Present each line of the entries below that holds the word "erwerbstätig".

[A block of data]
— BEGIN —

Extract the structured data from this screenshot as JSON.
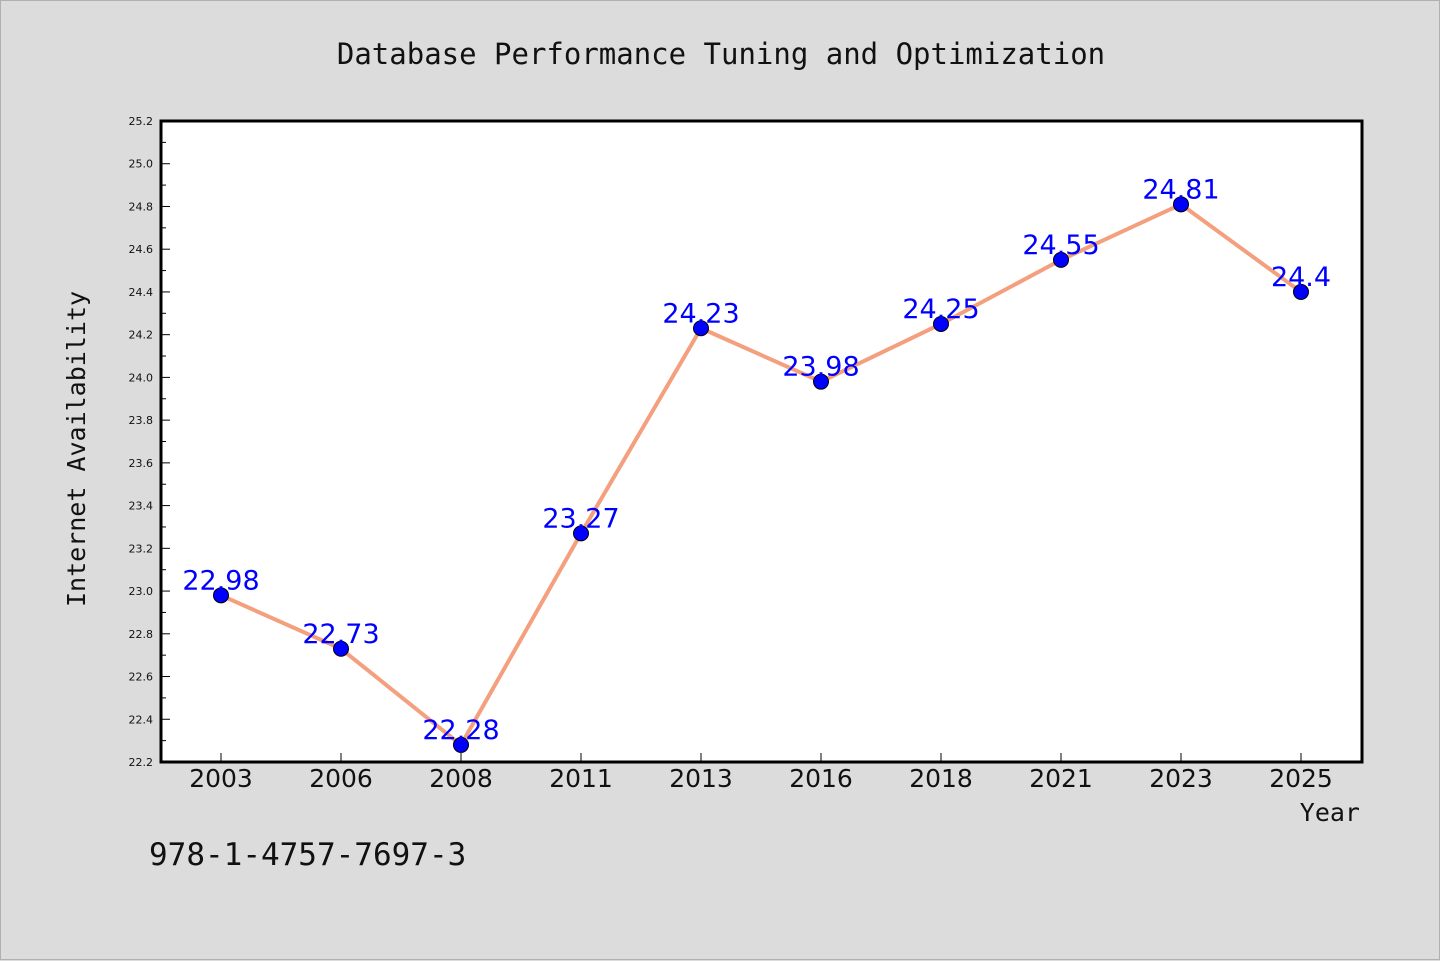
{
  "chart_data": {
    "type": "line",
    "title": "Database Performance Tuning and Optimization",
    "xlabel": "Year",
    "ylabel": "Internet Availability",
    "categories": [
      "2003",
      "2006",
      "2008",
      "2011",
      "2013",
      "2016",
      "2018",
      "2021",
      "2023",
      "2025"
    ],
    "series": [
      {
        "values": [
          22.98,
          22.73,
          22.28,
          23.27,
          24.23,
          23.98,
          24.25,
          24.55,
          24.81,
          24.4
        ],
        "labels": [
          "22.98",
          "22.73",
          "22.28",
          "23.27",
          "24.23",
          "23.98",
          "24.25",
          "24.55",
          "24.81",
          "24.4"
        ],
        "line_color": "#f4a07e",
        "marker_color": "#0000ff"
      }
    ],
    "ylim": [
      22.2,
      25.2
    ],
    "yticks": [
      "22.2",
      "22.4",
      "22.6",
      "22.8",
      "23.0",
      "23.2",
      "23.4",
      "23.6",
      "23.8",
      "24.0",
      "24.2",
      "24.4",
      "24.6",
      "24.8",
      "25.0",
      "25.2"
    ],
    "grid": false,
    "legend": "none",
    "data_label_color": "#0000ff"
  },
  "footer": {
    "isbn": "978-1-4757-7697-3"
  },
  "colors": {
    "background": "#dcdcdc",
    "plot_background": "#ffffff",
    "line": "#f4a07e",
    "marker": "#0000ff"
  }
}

— END —
— BEGIN —

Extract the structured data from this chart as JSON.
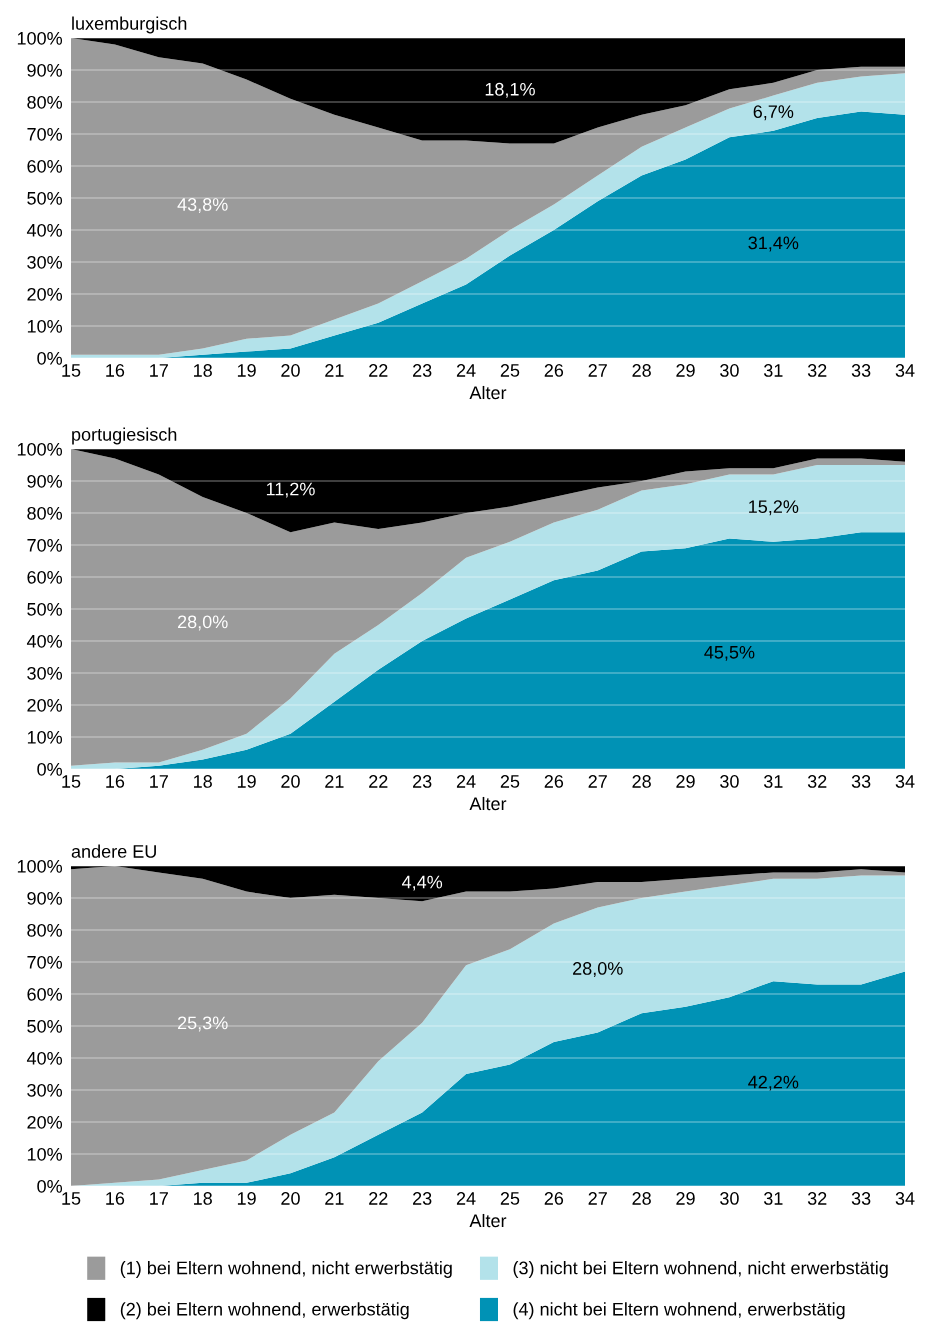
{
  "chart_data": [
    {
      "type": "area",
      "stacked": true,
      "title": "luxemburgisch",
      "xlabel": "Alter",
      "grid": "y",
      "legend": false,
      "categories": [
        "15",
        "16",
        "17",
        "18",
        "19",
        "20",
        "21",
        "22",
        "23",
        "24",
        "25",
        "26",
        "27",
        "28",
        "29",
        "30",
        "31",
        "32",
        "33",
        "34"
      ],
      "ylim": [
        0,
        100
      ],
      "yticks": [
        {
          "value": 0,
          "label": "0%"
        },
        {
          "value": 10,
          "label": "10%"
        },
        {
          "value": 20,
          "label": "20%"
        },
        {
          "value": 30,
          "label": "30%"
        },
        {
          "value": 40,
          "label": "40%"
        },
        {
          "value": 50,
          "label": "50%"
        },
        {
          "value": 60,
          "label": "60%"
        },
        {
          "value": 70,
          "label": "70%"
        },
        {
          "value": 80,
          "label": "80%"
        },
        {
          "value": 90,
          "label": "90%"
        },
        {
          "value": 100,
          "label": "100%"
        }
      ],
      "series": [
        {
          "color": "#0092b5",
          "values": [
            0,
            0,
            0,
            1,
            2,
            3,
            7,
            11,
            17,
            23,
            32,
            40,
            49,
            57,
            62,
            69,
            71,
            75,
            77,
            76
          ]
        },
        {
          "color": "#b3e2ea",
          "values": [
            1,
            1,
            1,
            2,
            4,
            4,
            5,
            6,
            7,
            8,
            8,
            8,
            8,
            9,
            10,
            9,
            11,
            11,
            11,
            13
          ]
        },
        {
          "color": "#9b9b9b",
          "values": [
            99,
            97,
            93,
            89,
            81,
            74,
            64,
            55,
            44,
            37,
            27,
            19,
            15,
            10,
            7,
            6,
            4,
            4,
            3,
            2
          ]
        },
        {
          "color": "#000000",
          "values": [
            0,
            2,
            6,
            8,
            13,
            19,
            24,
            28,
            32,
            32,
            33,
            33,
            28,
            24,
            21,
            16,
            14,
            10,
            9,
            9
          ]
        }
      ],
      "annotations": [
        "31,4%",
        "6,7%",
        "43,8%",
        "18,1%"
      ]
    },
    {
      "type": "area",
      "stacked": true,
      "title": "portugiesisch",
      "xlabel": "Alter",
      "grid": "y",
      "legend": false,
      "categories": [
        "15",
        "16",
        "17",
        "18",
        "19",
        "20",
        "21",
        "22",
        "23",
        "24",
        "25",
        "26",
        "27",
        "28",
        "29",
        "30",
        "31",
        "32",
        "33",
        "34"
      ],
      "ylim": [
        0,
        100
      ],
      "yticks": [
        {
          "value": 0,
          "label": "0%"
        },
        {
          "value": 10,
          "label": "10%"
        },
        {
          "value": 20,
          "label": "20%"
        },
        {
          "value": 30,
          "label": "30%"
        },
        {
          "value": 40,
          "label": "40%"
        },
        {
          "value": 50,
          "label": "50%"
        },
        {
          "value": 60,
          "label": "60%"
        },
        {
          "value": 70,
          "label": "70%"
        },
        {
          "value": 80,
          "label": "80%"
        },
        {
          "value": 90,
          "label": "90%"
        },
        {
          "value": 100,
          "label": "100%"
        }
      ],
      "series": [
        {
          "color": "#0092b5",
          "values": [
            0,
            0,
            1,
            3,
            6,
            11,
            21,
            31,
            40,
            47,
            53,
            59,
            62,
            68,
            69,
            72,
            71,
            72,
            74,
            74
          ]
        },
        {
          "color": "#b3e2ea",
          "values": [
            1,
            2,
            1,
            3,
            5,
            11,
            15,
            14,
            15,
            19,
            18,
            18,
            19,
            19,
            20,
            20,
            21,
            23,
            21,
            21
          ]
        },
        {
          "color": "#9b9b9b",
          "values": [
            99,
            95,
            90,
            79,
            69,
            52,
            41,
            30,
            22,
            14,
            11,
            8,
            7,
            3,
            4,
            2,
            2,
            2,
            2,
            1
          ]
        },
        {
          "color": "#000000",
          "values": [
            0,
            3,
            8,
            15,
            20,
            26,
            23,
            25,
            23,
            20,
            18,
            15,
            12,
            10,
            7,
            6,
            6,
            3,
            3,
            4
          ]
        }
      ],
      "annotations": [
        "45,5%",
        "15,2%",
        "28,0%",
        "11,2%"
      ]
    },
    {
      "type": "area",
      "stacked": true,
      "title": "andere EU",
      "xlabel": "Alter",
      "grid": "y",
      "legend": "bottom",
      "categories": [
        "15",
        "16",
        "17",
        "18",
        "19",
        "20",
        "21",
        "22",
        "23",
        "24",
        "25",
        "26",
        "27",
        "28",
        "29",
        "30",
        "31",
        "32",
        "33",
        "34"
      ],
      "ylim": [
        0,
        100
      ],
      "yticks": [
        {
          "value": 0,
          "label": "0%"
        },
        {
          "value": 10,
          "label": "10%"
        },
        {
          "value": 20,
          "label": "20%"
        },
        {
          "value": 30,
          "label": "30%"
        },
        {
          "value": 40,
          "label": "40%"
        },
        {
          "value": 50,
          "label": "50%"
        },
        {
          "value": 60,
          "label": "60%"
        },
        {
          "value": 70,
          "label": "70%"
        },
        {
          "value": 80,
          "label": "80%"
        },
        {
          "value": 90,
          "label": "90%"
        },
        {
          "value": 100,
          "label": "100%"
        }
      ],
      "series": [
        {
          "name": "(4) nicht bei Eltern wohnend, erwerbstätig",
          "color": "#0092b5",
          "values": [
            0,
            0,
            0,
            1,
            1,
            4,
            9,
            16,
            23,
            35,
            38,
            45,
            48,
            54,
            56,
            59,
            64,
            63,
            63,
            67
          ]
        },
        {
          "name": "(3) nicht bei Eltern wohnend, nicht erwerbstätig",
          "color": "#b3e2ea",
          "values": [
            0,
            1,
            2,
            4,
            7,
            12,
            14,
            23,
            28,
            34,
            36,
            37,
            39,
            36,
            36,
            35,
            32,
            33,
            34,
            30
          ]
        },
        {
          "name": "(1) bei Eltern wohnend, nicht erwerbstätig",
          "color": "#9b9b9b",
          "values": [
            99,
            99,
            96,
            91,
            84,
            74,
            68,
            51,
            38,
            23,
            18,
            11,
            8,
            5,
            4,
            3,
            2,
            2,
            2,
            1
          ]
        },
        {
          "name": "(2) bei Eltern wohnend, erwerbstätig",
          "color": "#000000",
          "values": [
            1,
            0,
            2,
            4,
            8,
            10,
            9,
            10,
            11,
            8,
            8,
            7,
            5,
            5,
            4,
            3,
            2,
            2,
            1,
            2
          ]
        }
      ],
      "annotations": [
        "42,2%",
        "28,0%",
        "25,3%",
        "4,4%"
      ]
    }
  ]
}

— END —

Response:
          "name": "(4) nicht bei Eltern wohnend, erwerbstätig",
          "name": "(3) nicht bei Eltern wohnend, nicht erwerbstätig",
          "name": "(1) bei Eltern wohnend, nicht erwerbstätig",
          "name": "(2) bei Eltern wohnend, erwerbstätig",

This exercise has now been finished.